--- Quoted text ---
As I sat back and watched the choices tally themselves, I was delighted to be required only to send out the final consensus – “Wednesday the 14th it is!” – rather than have to take responsibility for decisions like whether a fourth grade band concert was more or less critical than a volunteer firefighter training session, or whether it was more important to me to have the close friend who makes mediocre holiday cookies attend versus the new acquaintance who has a degree in pastry science.

Yes, there are definitely times when it’s wonderful to turn the process of making a judgment call over to an algorithm. But I do hope the new Cloudy app doesn’t take over the world too quickly. My kids still need to learn that sometimes you still have to weigh the pros and cons – no matter whether the decision in question is sushi versus barbeque or sleepaway drama camp versus accelerated pre-calculus summer school – and call it as you see it. In your heart, not on your screen.

Tuesday, February 8, 2011

Chair share

Some time not too long after kickoff for Sunday’s Super Bowl, I came across an unexpected sight: my two children nestled together in an oversized , cushioned wicker chair.

--- Task input ---
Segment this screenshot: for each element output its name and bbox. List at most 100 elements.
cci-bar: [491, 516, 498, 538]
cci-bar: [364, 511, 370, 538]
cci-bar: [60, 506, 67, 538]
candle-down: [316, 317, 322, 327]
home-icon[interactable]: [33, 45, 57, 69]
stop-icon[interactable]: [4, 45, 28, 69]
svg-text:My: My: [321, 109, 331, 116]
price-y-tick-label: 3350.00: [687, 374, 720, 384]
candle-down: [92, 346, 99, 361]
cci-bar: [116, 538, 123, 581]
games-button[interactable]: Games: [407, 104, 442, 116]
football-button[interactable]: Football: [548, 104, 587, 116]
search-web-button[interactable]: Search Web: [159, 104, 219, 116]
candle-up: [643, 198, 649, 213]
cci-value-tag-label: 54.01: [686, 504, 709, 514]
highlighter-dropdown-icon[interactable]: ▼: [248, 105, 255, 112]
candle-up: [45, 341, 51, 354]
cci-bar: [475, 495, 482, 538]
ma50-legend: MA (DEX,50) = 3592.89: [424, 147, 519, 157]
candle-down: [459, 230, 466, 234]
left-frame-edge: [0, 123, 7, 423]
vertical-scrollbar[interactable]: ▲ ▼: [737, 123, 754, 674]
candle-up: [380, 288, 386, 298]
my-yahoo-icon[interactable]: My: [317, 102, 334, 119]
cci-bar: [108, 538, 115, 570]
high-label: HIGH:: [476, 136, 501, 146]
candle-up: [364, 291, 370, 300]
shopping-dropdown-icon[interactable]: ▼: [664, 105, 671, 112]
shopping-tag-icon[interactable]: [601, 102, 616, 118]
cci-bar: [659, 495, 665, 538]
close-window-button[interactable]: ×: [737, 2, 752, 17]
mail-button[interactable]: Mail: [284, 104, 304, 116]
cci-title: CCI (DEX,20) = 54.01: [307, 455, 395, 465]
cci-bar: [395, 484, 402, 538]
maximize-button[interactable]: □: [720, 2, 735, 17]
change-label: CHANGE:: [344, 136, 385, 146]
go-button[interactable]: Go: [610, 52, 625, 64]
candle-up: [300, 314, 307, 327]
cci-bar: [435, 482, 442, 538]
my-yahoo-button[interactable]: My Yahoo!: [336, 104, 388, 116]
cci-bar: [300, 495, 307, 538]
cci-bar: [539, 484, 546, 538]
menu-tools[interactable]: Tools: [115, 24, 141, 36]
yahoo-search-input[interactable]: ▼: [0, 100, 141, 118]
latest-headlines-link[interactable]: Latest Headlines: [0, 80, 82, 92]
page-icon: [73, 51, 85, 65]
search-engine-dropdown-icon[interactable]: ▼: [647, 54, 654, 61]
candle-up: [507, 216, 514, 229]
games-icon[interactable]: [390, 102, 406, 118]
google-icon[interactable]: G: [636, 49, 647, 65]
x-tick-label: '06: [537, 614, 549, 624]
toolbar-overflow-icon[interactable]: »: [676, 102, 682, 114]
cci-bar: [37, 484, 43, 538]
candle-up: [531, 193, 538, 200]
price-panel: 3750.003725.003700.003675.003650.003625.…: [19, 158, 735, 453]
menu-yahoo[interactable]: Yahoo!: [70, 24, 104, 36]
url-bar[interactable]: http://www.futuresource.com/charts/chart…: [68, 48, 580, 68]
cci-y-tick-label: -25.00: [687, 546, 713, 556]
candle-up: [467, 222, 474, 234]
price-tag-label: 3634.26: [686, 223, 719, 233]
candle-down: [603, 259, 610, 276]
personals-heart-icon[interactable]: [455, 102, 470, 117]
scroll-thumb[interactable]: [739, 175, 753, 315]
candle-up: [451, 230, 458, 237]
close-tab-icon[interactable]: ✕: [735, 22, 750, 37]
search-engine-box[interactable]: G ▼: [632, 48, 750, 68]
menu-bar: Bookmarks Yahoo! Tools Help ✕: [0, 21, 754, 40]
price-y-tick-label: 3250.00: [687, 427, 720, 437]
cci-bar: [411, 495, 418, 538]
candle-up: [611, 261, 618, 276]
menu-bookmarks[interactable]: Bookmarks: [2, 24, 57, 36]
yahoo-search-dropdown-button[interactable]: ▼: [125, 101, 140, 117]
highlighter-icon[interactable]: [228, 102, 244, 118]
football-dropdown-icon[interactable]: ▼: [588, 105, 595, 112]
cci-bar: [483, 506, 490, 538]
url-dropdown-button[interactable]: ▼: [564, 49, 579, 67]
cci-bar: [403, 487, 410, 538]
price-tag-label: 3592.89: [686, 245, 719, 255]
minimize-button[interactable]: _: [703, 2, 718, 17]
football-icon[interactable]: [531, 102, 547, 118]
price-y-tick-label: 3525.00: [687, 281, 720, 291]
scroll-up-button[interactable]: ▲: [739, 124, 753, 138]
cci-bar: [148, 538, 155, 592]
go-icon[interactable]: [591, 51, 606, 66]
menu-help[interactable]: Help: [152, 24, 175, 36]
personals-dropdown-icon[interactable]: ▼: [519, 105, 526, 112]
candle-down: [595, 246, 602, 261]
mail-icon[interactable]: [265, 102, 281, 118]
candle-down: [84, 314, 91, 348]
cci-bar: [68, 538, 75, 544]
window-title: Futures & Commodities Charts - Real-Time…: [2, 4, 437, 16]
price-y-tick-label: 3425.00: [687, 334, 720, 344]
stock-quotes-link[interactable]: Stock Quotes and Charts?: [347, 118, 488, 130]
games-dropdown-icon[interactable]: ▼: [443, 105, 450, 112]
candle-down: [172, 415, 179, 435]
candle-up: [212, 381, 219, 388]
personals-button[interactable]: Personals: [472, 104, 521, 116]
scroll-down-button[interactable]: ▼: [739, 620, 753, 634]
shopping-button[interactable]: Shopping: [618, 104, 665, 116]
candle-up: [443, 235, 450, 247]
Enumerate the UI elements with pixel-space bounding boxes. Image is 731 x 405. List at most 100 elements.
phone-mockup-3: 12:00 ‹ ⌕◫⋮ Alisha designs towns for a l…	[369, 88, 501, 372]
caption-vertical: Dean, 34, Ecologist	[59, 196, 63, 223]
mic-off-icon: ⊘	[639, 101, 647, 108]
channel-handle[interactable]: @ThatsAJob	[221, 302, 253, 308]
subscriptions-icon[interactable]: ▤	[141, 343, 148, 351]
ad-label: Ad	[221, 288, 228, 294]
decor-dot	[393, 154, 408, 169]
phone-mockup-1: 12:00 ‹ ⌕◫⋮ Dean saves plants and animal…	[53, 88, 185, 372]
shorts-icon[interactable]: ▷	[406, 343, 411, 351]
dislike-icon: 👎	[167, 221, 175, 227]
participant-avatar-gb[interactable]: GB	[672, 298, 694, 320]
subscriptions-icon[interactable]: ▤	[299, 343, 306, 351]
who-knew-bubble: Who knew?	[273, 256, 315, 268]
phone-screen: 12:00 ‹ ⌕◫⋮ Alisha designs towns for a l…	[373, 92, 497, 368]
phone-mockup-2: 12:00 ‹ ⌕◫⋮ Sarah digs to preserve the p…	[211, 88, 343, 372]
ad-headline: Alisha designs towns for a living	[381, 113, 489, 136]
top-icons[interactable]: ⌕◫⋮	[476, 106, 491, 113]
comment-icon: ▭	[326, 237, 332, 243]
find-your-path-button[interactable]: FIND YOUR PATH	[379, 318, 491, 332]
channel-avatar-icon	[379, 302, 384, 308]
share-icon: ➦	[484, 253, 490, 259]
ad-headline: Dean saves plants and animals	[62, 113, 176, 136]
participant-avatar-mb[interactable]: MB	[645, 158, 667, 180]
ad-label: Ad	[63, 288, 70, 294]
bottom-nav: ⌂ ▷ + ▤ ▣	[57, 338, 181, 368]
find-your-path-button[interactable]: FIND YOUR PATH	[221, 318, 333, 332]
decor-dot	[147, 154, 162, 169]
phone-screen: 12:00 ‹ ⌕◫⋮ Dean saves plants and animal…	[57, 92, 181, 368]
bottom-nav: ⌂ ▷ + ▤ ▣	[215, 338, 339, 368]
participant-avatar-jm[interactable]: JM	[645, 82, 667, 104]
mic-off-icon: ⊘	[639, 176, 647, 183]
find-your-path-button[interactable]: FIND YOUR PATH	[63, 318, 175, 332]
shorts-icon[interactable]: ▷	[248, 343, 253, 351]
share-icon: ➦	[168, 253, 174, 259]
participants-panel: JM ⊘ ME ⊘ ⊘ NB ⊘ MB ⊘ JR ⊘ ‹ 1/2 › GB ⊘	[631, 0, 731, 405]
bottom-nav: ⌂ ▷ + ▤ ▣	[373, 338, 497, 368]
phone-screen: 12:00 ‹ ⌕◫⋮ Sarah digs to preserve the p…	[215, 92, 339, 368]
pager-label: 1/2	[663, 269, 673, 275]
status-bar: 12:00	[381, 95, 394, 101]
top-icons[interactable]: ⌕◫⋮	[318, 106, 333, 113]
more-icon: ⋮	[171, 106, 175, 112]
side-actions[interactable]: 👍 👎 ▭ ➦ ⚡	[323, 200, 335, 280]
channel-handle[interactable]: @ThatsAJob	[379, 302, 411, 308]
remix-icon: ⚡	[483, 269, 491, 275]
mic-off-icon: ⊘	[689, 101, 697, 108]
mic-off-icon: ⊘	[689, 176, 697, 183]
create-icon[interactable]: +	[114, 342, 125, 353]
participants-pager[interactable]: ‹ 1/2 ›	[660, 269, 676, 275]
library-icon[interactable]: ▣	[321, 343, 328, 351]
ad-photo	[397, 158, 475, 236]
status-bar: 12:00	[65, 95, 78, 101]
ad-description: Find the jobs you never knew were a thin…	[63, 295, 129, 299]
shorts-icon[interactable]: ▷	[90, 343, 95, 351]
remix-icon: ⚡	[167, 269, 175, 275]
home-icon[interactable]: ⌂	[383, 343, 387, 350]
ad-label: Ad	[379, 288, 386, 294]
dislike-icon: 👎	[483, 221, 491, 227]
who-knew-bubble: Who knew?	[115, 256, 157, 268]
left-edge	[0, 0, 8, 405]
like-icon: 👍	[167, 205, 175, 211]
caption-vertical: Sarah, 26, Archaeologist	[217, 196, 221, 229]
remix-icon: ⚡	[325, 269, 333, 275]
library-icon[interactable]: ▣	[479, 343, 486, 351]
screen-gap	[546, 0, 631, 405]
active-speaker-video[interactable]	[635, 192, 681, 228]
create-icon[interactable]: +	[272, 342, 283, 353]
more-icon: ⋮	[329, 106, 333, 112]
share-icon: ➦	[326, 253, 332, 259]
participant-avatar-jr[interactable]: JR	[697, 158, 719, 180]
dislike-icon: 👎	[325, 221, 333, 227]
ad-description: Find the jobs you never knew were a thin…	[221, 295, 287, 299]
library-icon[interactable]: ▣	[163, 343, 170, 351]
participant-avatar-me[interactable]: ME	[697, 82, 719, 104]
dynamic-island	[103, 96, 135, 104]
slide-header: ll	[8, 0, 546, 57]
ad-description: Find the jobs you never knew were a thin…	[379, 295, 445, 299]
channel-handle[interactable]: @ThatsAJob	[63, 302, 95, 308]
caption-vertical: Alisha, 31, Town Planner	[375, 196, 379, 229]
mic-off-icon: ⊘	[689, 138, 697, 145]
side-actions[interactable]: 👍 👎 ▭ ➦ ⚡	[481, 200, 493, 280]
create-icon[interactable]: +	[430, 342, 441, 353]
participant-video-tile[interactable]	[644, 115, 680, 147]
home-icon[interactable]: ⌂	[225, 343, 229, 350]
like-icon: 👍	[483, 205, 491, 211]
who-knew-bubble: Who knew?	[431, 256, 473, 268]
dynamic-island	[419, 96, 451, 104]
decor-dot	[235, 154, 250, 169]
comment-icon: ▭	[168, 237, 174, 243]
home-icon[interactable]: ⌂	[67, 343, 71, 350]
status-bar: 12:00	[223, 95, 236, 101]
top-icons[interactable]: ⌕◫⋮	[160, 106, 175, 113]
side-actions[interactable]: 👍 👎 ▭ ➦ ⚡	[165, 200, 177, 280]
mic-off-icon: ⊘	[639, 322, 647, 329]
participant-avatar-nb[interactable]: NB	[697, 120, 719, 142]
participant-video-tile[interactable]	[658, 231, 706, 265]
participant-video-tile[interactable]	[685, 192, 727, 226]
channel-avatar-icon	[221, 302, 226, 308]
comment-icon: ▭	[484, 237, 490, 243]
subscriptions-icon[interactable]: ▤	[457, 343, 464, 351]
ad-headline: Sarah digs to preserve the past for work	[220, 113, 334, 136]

--- What this exercise asks ---
1 – Repeat the part of the passage that opens with the words containing "Yes, there are" and closes with "cushioned wicker chair.", copying it word for word.
2 – Express the records from their start through the line containing "candle-up: [300, 314, 307, 327]" as a JSON list of strings, one string per line, with blank lines left out.

--- Responses for each task ---
1 –
Yes, there are definitely times when it’s wonderful to turn the process of making a judgment call over to an algorithm. But I do hope the new Cloudy app doesn’t take over the world too quickly. My kids still need to learn that sometimes you still have to weigh the pros and cons – no matter whether the decision in question is sushi versus barbeque or sleepaway drama camp versus accelerated pre-calculus summer school – and call it as you see it. In your heart, not on your screen.

Tuesday, February 8, 2011

Chair share

Some time not too long after kickoff for Sunday’s Super Bowl, I came across an unexpected sight: my two children nestled together in an oversized , cushioned wicker chair.

2 –
[
  "Segment this screenshot: for each element output its name and bbox. List at most 100 elements.",
  "cci-bar: [491, 516, 498, 538]",
  "cci-bar: [364, 511, 370, 538]",
  "cci-bar: [60, 506, 67, 538]",
  "candle-down: [316, 317, 322, 327]",
  "home-icon[interactable]: [33, 45, 57, 69]",
  "stop-icon[interactable]: [4, 45, 28, 69]",
  "svg-text:My: My: [321, 109, 331, 116]",
  "price-y-tick-label: 3350.00: [687, 374, 720, 384]",
  "candle-down: [92, 346, 99, 361]",
  "cci-bar: [116, 538, 123, 581]",
  "games-button[interactable]: Games: [407, 104, 442, 116]",
  "football-button[interactable]: Football: [548, 104, 587, 116]",
  "search-web-button[interactable]: Search Web: [159, 104, 219, 116]",
  "candle-up: [643, 198, 649, 213]",
  "cci-value-tag-label: 54.01: [686, 504, 709, 514]",
  "highlighter-dropdown-icon[interactable]: ▼: [248, 105, 255, 112]",
  "candle-up: [45, 341, 51, 354]",
  "cci-bar: [475, 495, 482, 538]",
  "ma50-legend: MA (DEX,50) = 3592.89: [424, 147, 519, 157]",
  "candle-down: [459, 230, 466, 234]",
  "left-frame-edge: [0, 123, 7, 423]",
  "vertical-scrollbar[interactable]: ▲ ▼: [737, 123, 754, 674]",
  "candle-up: [380, 288, 386, 298]",
  "my-yahoo-icon[interactable]: My: [317, 102, 334, 119]",
  "cci-bar: [108, 538, 115, 570]",
  "high-label: HIGH:: [476, 136, 501, 146]",
  "candle-up: [364, 291, 370, 300]",
  "shopping-dropdown-icon[interactable]: ▼: [664, 105, 671, 112]",
  "shopping-tag-icon[interactable]: [601, 102, 616, 118]",
  "cci-bar: [659, 495, 665, 538]",
  "close-window-button[interactable]: ×: [737, 2, 752, 17]",
  "mail-button[interactable]: Mail: [284, 104, 304, 116]",
  "cci-title: CCI (DEX,20) = 54.01: [307, 455, 395, 465]",
  "cci-bar: [395, 484, 402, 538]",
  "maximize-button[interactable]: □: [720, 2, 735, 17]",
  "change-label: CHANGE:: [344, 136, 385, 146]",
  "go-button[interactable]: Go: [610, 52, 625, 64]",
  "candle-up: [300, 314, 307, 327]"
]